** START OF Supplied text **

Episode Transcript
[00:00:01] Speaker A: Skyler, welcome aboard to the show today. So happy to have you.
[00:00:04] Speaker B: Thank you for having me. It's good to be here.
[00:00:07] Speaker A: I gotta ask you, what was going through your mind when you decided to join the Army?
[00:00:12] Speaker B: When I first went in, it was during the 1980s. Ronald Reagan was president. And I had a lot of people in my family that had been in the military. My dad had been in the Marines.
I'd had a couple of brothers in the Air Force.
And so I decided, I'm going to go in the army, went to all the recruiters and decided I wanted to be a paratrooper and go airborne.
[00:00:38] Speaker A: What was that? What was that first, like, adjustment period where you kind of figured out not to quote, I'll quote the song, you're in the army now. What. What changed? What were the things that surprised you, and what was the reality?
[00:00:50] Speaker B: The first two weeks were probably the hardest. Just getting used to the routine, you know, having someone tell you at this time you're going to be here dressed like this, you know, having every minute of every day controlled and not having a lot of free time, that was the most difficult. But once you learn the routine, it's not so bad.
[00:01:17] Speaker A: And relatively quickly, you went into maybe a surprising area. You became a DEA agent as part of the Army. How did that come about?
[00:01:27] Speaker B: Well, it wasn't part of the dea, if this was. That's right at the end of the Cold War.
So a lot of the Marxist groups in Central and South America needed a new way to make money because they weren't getting the support of the Soviets anymore. So they turned to kidnapping and drug production.
Well, the cool guy units, all the special operations people, wanted to go after cocaine.
Nobody really wanted to go after marijuana because that wasn't seen as glamorous, I guess. I don't. I don't know. That's kind of what we. Our conjecture, you know, going to bust Scarface for cocaine is cool. Going to bust Cheech and Chong for marijuana, it's kind of lame. So they put out to just regular units.
Who wants to go do this? They had some quick selection process, and they gave us two weeks of training and sent us out. And so that was. We were operating different areas. Our main job was to assist local law enforcement with collecting evidence for their cases.
So we were primarily just doing in marijuana grows all camouflaged up with cameras. They'd come in to tend their plants.

** END OF Supplied text **
** START OF Record set **

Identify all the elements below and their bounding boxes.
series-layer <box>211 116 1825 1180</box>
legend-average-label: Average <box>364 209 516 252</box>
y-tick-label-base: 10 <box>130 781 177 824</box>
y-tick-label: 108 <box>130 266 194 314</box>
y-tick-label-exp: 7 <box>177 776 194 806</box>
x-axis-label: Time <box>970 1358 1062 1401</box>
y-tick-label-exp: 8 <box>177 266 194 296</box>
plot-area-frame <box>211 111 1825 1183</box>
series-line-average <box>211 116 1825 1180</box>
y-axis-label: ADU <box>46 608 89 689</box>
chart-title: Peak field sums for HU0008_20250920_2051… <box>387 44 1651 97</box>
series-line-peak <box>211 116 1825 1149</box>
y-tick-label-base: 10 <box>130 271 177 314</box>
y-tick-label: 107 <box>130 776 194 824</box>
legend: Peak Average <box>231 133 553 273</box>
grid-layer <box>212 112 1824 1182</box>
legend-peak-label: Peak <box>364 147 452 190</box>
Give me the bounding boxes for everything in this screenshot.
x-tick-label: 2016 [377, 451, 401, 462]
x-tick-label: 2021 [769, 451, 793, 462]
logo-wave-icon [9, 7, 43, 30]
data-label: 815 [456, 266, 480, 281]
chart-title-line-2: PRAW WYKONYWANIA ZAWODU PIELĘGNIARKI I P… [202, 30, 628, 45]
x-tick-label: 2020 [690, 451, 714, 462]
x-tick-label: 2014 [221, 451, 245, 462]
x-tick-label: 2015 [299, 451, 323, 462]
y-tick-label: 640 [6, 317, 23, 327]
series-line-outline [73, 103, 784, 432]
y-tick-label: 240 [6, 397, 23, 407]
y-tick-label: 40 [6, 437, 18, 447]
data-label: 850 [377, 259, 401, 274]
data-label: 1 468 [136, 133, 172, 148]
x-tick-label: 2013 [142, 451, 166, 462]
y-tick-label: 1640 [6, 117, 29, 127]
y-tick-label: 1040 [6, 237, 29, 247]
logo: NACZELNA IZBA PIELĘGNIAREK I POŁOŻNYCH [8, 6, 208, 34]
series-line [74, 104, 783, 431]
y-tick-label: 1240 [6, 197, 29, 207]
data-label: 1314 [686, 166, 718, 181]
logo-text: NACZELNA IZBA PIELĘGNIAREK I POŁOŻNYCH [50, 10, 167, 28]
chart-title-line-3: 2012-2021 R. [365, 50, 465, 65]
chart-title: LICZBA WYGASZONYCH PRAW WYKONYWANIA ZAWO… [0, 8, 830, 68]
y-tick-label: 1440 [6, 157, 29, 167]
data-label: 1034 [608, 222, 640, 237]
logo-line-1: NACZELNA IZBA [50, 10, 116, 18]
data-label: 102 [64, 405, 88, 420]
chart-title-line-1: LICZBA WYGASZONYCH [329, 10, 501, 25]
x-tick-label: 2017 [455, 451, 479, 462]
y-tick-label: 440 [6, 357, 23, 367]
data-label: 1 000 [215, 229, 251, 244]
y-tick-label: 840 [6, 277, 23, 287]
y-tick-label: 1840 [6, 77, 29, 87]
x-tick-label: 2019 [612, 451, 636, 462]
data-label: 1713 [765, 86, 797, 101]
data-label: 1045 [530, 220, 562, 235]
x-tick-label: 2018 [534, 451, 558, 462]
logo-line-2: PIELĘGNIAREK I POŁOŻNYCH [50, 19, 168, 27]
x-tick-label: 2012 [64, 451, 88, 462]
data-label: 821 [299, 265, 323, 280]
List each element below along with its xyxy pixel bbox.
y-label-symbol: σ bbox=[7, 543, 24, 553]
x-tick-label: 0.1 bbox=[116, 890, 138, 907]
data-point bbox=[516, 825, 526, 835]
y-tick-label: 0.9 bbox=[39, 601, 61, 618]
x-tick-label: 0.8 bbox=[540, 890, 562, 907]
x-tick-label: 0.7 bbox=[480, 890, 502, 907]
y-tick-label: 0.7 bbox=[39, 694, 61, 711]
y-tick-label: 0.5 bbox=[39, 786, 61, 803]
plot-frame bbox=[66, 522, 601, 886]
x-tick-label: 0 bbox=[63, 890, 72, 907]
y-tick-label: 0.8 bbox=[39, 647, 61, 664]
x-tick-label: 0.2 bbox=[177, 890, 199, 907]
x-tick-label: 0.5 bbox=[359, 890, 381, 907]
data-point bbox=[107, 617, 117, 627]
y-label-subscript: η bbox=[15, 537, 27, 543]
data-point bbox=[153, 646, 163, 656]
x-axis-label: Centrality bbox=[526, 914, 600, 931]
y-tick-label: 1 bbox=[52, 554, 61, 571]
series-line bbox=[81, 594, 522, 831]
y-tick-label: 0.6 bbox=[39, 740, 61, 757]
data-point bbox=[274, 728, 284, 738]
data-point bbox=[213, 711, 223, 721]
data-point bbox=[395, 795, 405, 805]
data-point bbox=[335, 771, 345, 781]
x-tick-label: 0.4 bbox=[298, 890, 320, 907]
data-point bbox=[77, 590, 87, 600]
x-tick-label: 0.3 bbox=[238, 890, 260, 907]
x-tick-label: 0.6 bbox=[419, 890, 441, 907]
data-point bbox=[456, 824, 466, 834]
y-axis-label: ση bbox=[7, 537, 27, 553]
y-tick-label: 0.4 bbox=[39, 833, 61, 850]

** END OF Record set **

What is asked ->
According to the transcript, in which branch of the military had Skyler's dad served? Rely only on the transcript for this.

Reply to the task ->
The Marines.